EXERCISE INSTRUCTIONS – Print the complete set of entries exactly.

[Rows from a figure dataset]
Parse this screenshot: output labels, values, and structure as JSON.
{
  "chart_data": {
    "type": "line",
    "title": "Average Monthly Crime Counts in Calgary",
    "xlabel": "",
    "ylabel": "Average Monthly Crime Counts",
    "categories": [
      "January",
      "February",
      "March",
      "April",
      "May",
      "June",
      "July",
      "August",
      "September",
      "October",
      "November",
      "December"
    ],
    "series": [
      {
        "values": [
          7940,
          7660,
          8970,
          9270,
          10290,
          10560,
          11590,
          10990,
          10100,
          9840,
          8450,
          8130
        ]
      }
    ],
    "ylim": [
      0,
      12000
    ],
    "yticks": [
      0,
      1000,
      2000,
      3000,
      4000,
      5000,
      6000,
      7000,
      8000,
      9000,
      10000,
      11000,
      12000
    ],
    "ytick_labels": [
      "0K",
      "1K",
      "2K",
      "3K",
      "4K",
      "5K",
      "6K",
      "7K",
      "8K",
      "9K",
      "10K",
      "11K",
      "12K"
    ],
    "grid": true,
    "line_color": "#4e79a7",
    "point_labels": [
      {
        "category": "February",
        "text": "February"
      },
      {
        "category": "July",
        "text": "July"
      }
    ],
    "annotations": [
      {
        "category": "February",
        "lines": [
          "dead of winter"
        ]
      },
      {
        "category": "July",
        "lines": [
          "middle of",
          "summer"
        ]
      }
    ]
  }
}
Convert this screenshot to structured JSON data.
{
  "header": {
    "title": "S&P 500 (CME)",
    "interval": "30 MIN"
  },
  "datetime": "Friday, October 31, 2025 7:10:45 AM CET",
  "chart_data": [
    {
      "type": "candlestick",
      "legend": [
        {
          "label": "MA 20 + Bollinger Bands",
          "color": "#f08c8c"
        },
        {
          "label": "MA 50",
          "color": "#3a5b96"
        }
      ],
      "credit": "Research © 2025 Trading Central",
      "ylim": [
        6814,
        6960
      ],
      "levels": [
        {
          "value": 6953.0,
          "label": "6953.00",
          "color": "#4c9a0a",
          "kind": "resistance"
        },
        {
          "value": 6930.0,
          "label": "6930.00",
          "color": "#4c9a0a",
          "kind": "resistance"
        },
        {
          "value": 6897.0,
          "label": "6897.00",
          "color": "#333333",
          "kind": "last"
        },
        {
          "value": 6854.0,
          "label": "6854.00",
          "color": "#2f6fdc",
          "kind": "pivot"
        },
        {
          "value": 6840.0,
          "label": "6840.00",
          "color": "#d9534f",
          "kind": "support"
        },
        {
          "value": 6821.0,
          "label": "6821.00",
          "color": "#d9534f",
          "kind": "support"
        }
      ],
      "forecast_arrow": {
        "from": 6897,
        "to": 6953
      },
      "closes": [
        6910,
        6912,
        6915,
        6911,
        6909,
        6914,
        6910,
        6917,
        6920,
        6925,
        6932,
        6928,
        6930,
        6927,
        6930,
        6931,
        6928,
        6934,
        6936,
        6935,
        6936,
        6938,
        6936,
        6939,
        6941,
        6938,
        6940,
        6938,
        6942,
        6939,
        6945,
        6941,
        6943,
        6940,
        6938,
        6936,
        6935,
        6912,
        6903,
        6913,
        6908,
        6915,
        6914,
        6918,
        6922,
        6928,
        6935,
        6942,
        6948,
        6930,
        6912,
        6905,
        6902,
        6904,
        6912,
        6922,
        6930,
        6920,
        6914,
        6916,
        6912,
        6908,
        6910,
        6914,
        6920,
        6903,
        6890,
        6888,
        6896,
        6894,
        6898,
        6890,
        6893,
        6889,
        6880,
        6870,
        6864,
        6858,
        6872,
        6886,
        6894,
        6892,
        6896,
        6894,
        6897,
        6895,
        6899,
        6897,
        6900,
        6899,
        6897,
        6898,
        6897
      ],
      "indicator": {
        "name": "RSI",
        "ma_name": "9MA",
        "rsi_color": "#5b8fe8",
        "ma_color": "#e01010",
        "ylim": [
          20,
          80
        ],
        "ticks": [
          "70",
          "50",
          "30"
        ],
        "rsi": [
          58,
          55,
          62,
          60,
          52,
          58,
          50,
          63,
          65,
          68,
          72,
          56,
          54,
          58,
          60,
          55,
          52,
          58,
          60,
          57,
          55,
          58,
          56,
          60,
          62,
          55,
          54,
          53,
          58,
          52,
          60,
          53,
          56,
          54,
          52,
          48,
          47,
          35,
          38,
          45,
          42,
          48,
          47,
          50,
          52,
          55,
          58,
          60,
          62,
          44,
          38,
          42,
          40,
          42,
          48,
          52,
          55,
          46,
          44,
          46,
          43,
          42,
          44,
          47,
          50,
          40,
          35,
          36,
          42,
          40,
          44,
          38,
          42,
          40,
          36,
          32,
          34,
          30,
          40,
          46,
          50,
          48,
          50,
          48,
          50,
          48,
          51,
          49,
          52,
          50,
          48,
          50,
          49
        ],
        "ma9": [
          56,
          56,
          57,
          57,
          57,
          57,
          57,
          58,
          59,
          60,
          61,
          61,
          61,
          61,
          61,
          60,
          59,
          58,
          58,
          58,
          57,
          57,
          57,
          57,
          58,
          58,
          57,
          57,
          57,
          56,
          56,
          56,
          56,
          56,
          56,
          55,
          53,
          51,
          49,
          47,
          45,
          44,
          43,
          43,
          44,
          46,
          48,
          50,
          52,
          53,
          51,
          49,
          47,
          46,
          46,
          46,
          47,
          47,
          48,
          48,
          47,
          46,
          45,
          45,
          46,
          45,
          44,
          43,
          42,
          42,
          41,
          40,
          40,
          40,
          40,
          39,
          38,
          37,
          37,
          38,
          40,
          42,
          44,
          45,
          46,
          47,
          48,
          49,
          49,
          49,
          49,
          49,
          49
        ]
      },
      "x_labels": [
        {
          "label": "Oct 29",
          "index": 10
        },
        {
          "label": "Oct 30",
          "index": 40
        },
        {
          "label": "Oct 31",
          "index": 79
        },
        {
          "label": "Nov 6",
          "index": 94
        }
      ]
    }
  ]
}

FULL ANSWER –
Parse this screenshot: output labels, values, and structure as JSON.
{
  "chart_data": {
    "type": "line",
    "title": "Average Monthly Crime Counts in Calgary",
    "xlabel": "",
    "ylabel": "Average Monthly Crime Counts",
    "categories": [
      "January",
      "February",
      "March",
      "April",
      "May",
      "June",
      "July",
      "August",
      "September",
      "October",
      "November",
      "December"
    ],
    "series": [
      {
        "values": [
          7940,
          7660,
          8970,
          9270,
          10290,
          10560,
          11590,
          10990,
          10100,
          9840,
          8450,
          8130
        ]
      }
    ],
    "ylim": [
      0,
      12000
    ],
    "yticks": [
      0,
      1000,
      2000,
      3000,
      4000,
      5000,
      6000,
      7000,
      8000,
      9000,
      10000,
      11000,
      12000
    ],
    "ytick_labels": [
      "0K",
      "1K",
      "2K",
      "3K",
      "4K",
      "5K",
      "6K",
      "7K",
      "8K",
      "9K",
      "10K",
      "11K",
      "12K"
    ],
    "grid": true,
    "line_color": "#4e79a7",
    "point_labels": [
      {
        "category": "February",
        "text": "February"
      },
      {
        "category": "July",
        "text": "July"
      }
    ],
    "annotations": [
      {
        "category": "February",
        "lines": [
          "dead of winter"
        ]
      },
      {
        "category": "July",
        "lines": [
          "middle of",
          "summer"
        ]
      }
    ]
  }
}
Convert this screenshot to structured JSON data.
{
  "header": {
    "title": "S&P 500 (CME)",
    "interval": "30 MIN"
  },
  "datetime": "Friday, October 31, 2025 7:10:45 AM CET",
  "chart_data": [
    {
      "type": "candlestick",
      "legend": [
        {
          "label": "MA 20 + Bollinger Bands",
          "color": "#f08c8c"
        },
        {
          "label": "MA 50",
          "color": "#3a5b96"
        }
      ],
      "credit": "Research © 2025 Trading Central",
      "ylim": [
        6814,
        6960
      ],
      "levels": [
        {
          "value": 6953.0,
          "label": "6953.00",
          "color": "#4c9a0a",
          "kind": "resistance"
        },
        {
          "value": 6930.0,
          "label": "6930.00",
          "color": "#4c9a0a",
          "kind": "resistance"
        },
        {
          "value": 6897.0,
          "label": "6897.00",
          "color": "#333333",
          "kind": "last"
        },
        {
          "value": 6854.0,
          "label": "6854.00",
          "color": "#2f6fdc",
          "kind": "pivot"
        },
        {
          "value": 6840.0,
          "label": "6840.00",
          "color": "#d9534f",
          "kind": "support"
        },
        {
          "value": 6821.0,
          "label": "6821.00",
          "color": "#d9534f",
          "kind": "support"
        }
      ],
      "forecast_arrow": {
        "from": 6897,
        "to": 6953
      },
      "closes": [
        6910,
        6912,
        6915,
        6911,
        6909,
        6914,
        6910,
        6917,
        6920,
        6925,
        6932,
        6928,
        6930,
        6927,
        6930,
        6931,
        6928,
        6934,
        6936,
        6935,
        6936,
        6938,
        6936,
        6939,
        6941,
        6938,
        6940,
        6938,
        6942,
        6939,
        6945,
        6941,
        6943,
        6940,
        6938,
        6936,
        6935,
        6912,
        6903,
        6913,
        6908,
        6915,
        6914,
        6918,
        6922,
        6928,
        6935,
        6942,
        6948,
        6930,
        6912,
        6905,
        6902,
        6904,
        6912,
        6922,
        6930,
        6920,
        6914,
        6916,
        6912,
        6908,
        6910,
        6914,
        6920,
        6903,
        6890,
        6888,
        6896,
        6894,
        6898,
        6890,
        6893,
        6889,
        6880,
        6870,
        6864,
        6858,
        6872,
        6886,
        6894,
        6892,
        6896,
        6894,
        6897,
        6895,
        6899,
        6897,
        6900,
        6899,
        6897,
        6898,
        6897
      ],
      "indicator": {
        "name": "RSI",
        "ma_name": "9MA",
        "rsi_color": "#5b8fe8",
        "ma_color": "#e01010",
        "ylim": [
          20,
          80
        ],
        "ticks": [
          "70",
          "50",
          "30"
        ],
        "rsi": [
          58,
          55,
          62,
          60,
          52,
          58,
          50,
          63,
          65,
          68,
          72,
          56,
          54,
          58,
          60,
          55,
          52,
          58,
          60,
          57,
          55,
          58,
          56,
          60,
          62,
          55,
          54,
          53,
          58,
          52,
          60,
          53,
          56,
          54,
          52,
          48,
          47,
          35,
          38,
          45,
          42,
          48,
          47,
          50,
          52,
          55,
          58,
          60,
          62,
          44,
          38,
          42,
          40,
          42,
          48,
          52,
          55,
          46,
          44,
          46,
          43,
          42,
          44,
          47,
          50,
          40,
          35,
          36,
          42,
          40,
          44,
          38,
          42,
          40,
          36,
          32,
          34,
          30,
          40,
          46,
          50,
          48,
          50,
          48,
          50,
          48,
          51,
          49,
          52,
          50,
          48,
          50,
          49
        ],
        "ma9": [
          56,
          56,
          57,
          57,
          57,
          57,
          57,
          58,
          59,
          60,
          61,
          61,
          61,
          61,
          61,
          60,
          59,
          58,
          58,
          58,
          57,
          57,
          57,
          57,
          58,
          58,
          57,
          57,
          57,
          56,
          56,
          56,
          56,
          56,
          56,
          55,
          53,
          51,
          49,
          47,
          45,
          44,
          43,
          43,
          44,
          46,
          48,
          50,
          52,
          53,
          51,
          49,
          47,
          46,
          46,
          46,
          47,
          47,
          48,
          48,
          47,
          46,
          45,
          45,
          46,
          45,
          44,
          43,
          42,
          42,
          41,
          40,
          40,
          40,
          40,
          39,
          38,
          37,
          37,
          38,
          40,
          42,
          44,
          45,
          46,
          47,
          48,
          49,
          49,
          49,
          49,
          49,
          49
        ]
      },
      "x_labels": [
        {
          "label": "Oct 29",
          "index": 10
        },
        {
          "label": "Oct 30",
          "index": 40
        },
        {
          "label": "Oct 31",
          "index": 79
        },
        {
          "label": "Nov 6",
          "index": 94
        }
      ]
    }
  ]
}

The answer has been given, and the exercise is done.